### Set problem:
Single out each line with the word "agresor" and copy it.

Structured figure records
______________________________

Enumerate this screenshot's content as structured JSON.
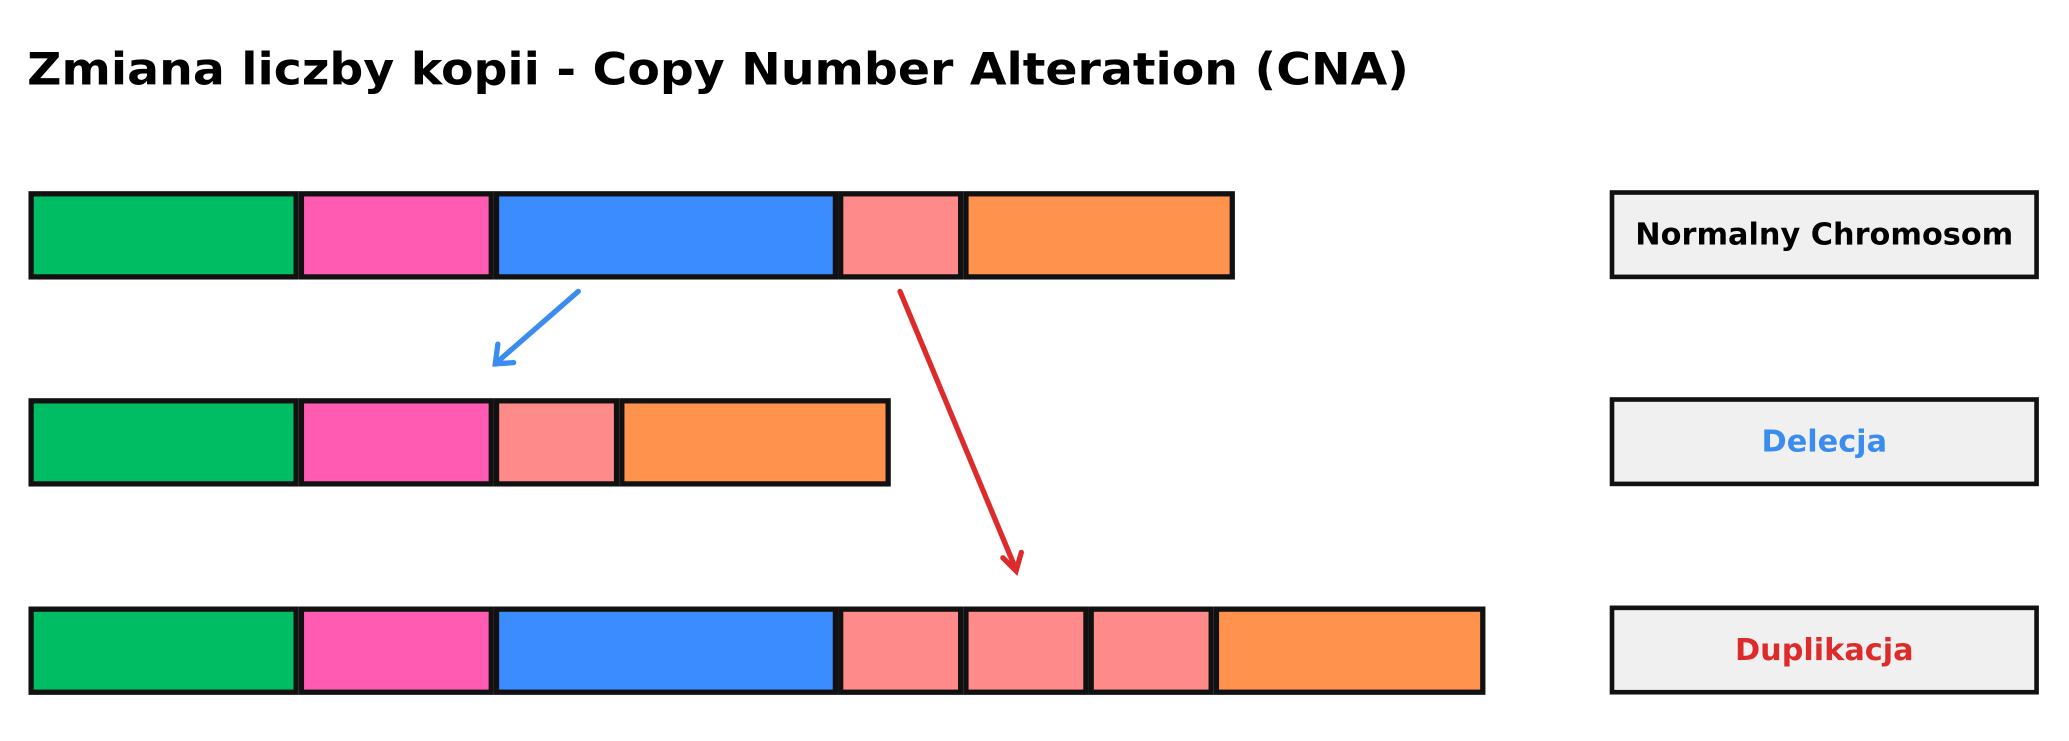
{
  "title": "Zmiana liczby kopii - Copy Number Alteration (CNA)",
  "labels": [
    "Normalny Chromosom",
    "Delecja",
    "Duplikacja"
  ]
}
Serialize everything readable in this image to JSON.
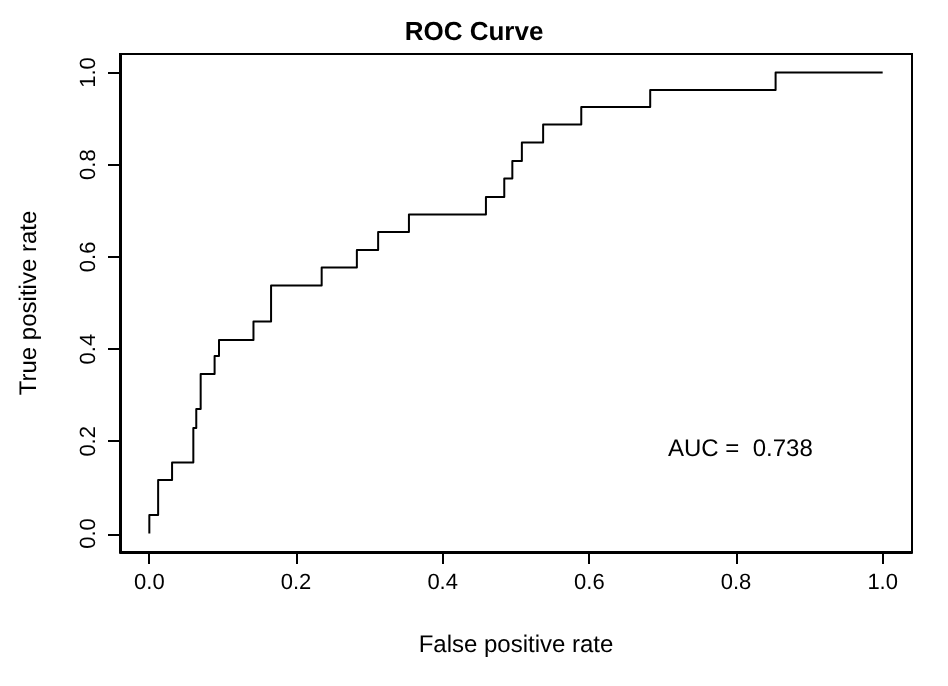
{
  "chart_data": {
    "type": "step",
    "title": "ROC Curve",
    "xlabel": "False positive rate",
    "ylabel": "True positive rate",
    "x": [
      0,
      0,
      0.012,
      0.031,
      0.06,
      0.064,
      0.07,
      0.089,
      0.095,
      0.142,
      0.166,
      0.235,
      0.283,
      0.312,
      0.354,
      0.459,
      0.484,
      0.495,
      0.508,
      0.537,
      0.589,
      0.683,
      0.854,
      1
    ],
    "series": [
      {
        "color": "#000000",
        "values": [
          0,
          0.04,
          0.116,
          0.154,
          0.229,
          0.27,
          0.346,
          0.385,
          0.42,
          0.46,
          0.538,
          0.577,
          0.615,
          0.654,
          0.692,
          0.73,
          0.77,
          0.808,
          0.848,
          0.887,
          0.925,
          0.962,
          1,
          1
        ]
      }
    ],
    "xlim": [
      -0.04,
      1.04
    ],
    "ylim": [
      -0.04,
      1.04
    ],
    "xticks": [
      {
        "value": 0,
        "label": "0.0"
      },
      0.2,
      0.4,
      0.6,
      0.8,
      {
        "value": 1,
        "label": "1.0"
      }
    ],
    "yticks": [
      {
        "value": 0,
        "label": "0.0"
      },
      0.2,
      0.4,
      0.6,
      0.8,
      {
        "value": 1,
        "label": "1.0"
      }
    ],
    "annotations": [
      "AUC =  0.738"
    ],
    "marker": "none",
    "line_style": "solid"
  }
}
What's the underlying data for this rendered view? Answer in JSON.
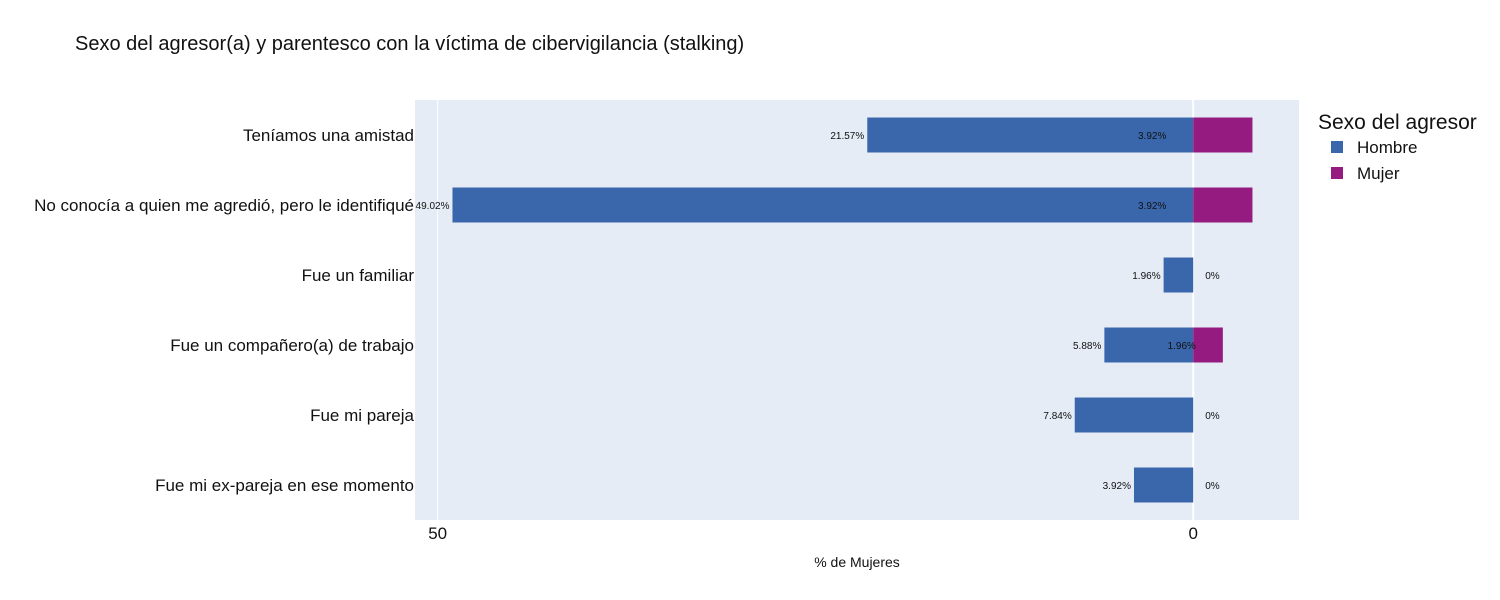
{
  "chart_data": {
    "type": "bar",
    "orientation": "horizontal",
    "title": "Sexo del agresor(a) y parentesco con la víctima de cibervigilancia (stalking)",
    "xlabel": "% de Mujeres",
    "ylabel": "",
    "xlim": [
      51.5,
      -7
    ],
    "xticks": [
      {
        "value": 50,
        "label": "50"
      },
      {
        "value": 0,
        "label": "0"
      }
    ],
    "categories": [
      "Teníamos una amistad",
      "No conocía a quien me agredió, pero le identifiqué",
      "Fue un familiar",
      "Fue un compañero(a) de trabajo",
      "Fue mi pareja",
      "Fue mi ex-pareja en ese momento"
    ],
    "series": [
      {
        "name": "Hombre",
        "color": "#3a67ac",
        "values": [
          21.57,
          49.02,
          1.96,
          5.88,
          7.84,
          3.92
        ],
        "labels": [
          "21.57%",
          "49.02%",
          "1.96%",
          "5.88%",
          "7.84%",
          "3.92%"
        ]
      },
      {
        "name": "Mujer",
        "color": "#951b81",
        "values": [
          3.92,
          3.92,
          0,
          1.96,
          0,
          0
        ],
        "labels": [
          "3.92%",
          "3.92%",
          "0%",
          "1.96%",
          "0%",
          "0%"
        ]
      }
    ],
    "legend": {
      "title": "Sexo del agresor",
      "position": "top-right"
    },
    "grid": true,
    "plot_background": "#e5ecf6"
  }
}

______________________________

### Solution for this task:
    "title": "Sexo del agresor(a) y parentesco con la víctima de cibervigilancia (stalking)",
      "title": "Sexo del agresor",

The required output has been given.